▸ **Work required**: What do the lines say from the one containing "Parse this screenshot: output" to the end of the records? Restate them word for word, and only those.

▸ **Structured figure records**:
____

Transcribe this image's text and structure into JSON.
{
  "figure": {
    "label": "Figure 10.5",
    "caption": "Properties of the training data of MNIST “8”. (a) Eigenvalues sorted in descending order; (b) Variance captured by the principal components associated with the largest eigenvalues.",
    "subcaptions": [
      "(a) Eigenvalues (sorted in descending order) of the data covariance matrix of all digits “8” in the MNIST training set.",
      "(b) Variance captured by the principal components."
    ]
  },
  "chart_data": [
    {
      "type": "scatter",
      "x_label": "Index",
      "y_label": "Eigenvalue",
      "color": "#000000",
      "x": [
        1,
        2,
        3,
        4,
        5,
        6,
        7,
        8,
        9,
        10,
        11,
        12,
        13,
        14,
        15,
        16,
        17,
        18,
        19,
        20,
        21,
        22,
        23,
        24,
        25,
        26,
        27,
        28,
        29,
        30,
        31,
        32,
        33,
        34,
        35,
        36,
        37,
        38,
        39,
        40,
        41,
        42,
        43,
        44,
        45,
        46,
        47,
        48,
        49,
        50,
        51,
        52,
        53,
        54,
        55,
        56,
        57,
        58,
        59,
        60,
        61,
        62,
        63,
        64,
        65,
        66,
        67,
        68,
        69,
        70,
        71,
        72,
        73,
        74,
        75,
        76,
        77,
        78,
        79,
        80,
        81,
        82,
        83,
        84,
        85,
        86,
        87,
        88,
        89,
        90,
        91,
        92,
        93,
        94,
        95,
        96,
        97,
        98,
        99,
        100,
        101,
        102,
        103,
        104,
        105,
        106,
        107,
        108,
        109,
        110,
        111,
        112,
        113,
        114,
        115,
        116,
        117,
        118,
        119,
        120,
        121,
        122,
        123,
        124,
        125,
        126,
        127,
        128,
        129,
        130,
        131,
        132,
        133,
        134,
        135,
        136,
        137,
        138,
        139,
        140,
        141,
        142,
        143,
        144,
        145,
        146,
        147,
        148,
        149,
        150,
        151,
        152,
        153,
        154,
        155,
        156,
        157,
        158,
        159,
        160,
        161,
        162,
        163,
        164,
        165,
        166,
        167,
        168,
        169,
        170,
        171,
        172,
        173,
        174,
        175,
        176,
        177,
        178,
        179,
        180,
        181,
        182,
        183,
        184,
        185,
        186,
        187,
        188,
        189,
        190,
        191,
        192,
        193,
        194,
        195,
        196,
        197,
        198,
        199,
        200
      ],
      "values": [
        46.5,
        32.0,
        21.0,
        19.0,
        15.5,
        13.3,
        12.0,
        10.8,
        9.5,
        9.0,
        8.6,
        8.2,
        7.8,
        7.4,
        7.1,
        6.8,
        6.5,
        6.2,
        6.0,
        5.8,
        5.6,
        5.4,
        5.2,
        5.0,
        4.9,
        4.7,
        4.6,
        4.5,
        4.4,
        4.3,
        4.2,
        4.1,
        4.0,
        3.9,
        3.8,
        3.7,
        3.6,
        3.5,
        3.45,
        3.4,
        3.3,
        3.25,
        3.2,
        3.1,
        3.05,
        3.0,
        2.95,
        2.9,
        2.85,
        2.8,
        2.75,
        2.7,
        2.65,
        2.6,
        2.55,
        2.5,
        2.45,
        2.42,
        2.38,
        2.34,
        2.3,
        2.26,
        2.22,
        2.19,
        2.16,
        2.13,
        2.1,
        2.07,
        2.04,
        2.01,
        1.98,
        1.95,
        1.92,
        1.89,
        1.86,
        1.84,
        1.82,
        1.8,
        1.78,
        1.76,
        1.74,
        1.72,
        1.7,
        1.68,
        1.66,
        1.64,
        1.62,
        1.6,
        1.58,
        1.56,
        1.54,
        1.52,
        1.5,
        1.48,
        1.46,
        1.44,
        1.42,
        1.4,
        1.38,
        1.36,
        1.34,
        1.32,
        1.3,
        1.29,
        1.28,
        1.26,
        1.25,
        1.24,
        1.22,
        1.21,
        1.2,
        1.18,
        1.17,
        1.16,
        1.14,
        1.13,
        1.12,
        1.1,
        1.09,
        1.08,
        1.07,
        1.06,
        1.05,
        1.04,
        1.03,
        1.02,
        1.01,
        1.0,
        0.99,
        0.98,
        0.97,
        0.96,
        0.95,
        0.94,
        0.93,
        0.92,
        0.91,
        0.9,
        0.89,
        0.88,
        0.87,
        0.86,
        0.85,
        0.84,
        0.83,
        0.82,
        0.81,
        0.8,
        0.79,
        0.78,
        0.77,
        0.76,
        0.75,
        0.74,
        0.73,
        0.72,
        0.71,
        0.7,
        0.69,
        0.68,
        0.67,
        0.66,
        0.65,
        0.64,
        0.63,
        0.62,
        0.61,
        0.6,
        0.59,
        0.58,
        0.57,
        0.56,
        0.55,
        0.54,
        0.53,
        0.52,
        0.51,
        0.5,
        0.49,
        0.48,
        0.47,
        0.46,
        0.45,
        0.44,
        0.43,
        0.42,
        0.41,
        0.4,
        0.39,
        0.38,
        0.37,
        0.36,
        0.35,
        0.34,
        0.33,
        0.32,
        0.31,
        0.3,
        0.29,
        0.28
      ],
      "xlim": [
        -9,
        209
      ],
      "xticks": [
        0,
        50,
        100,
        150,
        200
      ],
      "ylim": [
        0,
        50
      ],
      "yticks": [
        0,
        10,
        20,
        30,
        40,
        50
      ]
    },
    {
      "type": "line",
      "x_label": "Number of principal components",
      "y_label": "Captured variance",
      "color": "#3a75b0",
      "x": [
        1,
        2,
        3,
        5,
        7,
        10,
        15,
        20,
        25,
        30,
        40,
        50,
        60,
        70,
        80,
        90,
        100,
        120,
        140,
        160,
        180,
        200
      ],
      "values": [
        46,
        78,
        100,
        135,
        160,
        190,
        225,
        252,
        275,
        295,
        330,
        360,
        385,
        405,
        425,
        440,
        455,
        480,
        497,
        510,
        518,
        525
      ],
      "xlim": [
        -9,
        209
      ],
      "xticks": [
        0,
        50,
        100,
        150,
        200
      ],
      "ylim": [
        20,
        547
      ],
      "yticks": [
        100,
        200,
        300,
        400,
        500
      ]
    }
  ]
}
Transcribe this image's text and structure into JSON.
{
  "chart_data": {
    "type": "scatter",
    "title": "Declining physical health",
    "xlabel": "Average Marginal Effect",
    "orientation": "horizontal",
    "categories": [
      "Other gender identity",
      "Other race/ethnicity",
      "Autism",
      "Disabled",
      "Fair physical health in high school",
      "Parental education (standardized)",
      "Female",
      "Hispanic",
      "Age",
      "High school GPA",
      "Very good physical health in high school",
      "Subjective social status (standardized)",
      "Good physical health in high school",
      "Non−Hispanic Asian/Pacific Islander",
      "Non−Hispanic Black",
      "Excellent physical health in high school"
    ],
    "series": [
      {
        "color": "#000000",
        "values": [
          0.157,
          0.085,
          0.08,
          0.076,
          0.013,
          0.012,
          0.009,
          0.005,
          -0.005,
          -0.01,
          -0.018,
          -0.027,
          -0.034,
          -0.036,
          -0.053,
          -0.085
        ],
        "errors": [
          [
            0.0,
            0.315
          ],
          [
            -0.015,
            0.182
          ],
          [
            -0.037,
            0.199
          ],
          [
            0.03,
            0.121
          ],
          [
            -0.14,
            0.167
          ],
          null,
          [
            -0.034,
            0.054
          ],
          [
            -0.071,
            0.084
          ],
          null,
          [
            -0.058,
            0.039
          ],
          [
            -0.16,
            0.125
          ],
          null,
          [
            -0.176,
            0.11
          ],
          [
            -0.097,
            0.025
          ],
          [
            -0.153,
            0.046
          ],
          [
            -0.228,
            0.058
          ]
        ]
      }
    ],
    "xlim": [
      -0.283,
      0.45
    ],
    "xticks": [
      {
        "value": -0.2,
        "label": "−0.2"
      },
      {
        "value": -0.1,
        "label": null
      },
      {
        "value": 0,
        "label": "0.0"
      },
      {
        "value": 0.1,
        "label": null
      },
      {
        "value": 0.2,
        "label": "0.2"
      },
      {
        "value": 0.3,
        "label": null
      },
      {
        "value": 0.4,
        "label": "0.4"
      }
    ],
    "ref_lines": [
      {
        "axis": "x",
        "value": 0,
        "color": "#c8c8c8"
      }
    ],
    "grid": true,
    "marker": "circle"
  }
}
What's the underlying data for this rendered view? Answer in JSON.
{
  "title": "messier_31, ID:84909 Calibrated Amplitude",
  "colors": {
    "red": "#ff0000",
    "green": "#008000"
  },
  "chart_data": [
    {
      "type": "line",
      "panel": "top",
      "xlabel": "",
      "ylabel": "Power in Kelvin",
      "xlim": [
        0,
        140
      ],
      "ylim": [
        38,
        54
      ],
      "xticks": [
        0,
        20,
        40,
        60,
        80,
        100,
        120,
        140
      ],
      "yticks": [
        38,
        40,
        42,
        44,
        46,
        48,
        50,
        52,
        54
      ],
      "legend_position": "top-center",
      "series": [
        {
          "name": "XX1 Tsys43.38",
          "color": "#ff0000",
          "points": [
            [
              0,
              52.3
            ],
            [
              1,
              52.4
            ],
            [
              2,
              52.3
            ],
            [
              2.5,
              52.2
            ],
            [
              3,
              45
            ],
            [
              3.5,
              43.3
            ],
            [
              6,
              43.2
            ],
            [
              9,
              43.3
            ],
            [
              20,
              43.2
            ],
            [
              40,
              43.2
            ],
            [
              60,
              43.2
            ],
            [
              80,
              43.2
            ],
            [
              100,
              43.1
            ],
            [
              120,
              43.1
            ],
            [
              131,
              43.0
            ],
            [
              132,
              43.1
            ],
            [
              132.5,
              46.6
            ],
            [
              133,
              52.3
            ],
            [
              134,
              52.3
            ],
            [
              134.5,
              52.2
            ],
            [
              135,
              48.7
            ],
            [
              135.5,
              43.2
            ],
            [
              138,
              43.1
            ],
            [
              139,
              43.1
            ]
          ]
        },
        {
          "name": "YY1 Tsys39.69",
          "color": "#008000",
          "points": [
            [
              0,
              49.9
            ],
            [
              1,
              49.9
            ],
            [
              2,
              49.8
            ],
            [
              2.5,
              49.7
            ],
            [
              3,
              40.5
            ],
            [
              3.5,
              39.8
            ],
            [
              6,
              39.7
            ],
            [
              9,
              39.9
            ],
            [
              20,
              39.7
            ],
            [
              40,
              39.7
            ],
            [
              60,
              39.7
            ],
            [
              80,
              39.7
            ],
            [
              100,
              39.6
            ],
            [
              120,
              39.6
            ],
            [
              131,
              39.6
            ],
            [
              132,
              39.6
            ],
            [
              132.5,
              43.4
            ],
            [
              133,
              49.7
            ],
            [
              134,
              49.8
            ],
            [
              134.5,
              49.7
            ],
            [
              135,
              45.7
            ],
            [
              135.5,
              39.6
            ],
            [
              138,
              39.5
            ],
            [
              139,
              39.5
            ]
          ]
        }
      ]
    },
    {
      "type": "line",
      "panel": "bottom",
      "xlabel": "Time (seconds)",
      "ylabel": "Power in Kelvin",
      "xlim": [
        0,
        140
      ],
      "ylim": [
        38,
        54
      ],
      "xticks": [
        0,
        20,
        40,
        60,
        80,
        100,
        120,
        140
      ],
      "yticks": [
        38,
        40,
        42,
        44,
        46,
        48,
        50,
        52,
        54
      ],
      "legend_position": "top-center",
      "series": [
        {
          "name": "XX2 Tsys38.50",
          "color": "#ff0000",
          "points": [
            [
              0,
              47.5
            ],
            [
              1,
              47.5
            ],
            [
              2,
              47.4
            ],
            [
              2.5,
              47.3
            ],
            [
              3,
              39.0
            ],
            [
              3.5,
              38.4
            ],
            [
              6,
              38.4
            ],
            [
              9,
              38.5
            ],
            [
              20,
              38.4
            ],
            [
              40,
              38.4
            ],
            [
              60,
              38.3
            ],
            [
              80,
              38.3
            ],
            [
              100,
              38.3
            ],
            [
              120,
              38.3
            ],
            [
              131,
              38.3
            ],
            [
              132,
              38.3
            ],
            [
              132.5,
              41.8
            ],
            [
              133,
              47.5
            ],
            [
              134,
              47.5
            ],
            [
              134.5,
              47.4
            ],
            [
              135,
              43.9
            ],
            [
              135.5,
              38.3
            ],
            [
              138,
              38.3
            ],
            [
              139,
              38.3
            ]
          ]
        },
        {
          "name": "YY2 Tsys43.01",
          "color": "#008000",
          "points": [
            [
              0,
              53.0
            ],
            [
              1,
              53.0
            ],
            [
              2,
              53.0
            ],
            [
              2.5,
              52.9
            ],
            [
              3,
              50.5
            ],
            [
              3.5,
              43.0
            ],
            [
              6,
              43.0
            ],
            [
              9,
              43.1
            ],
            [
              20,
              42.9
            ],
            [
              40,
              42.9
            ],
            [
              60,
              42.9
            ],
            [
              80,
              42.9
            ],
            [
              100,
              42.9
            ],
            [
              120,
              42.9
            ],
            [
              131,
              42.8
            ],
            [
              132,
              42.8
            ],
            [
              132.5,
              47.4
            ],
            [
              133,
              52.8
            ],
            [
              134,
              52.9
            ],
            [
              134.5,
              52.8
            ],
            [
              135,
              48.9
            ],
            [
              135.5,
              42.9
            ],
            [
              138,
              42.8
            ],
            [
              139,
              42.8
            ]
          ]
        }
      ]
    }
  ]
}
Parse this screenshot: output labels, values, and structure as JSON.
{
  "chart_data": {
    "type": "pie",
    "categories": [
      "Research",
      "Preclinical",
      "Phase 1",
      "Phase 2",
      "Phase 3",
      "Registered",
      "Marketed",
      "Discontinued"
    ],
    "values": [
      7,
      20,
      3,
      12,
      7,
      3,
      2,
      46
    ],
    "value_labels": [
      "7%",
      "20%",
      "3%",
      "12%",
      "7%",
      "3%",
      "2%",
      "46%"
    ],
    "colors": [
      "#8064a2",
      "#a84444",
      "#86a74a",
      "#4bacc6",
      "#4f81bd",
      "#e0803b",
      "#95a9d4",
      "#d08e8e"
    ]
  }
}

____

▸ **Written solution**:
Parse this screenshot: output labels, values, and structure as JSON.
{
  "chart_data": {
    "type": "pie",
    "categories": [
      "Research",
      "Preclinical",
      "Phase 1",
      "Phase 2",
      "Phase 3",
      "Registered",
      "Marketed",
      "Discontinued"
    ],
    "values": [
      7,
      20,
      3,
      12,
      7,
      3,
      2,
      46
    ],
    "value_labels": [
      "7%",
      "20%",
      "3%",
      "12%",
      "7%",
      "3%",
      "2%",
      "46%"
    ],
    "colors": [
      "#8064a2",
      "#a84444",
      "#86a74a",
      "#4bacc6",
      "#4f81bd",
      "#e0803b",
      "#95a9d4",
      "#d08e8e"
    ]
  }
}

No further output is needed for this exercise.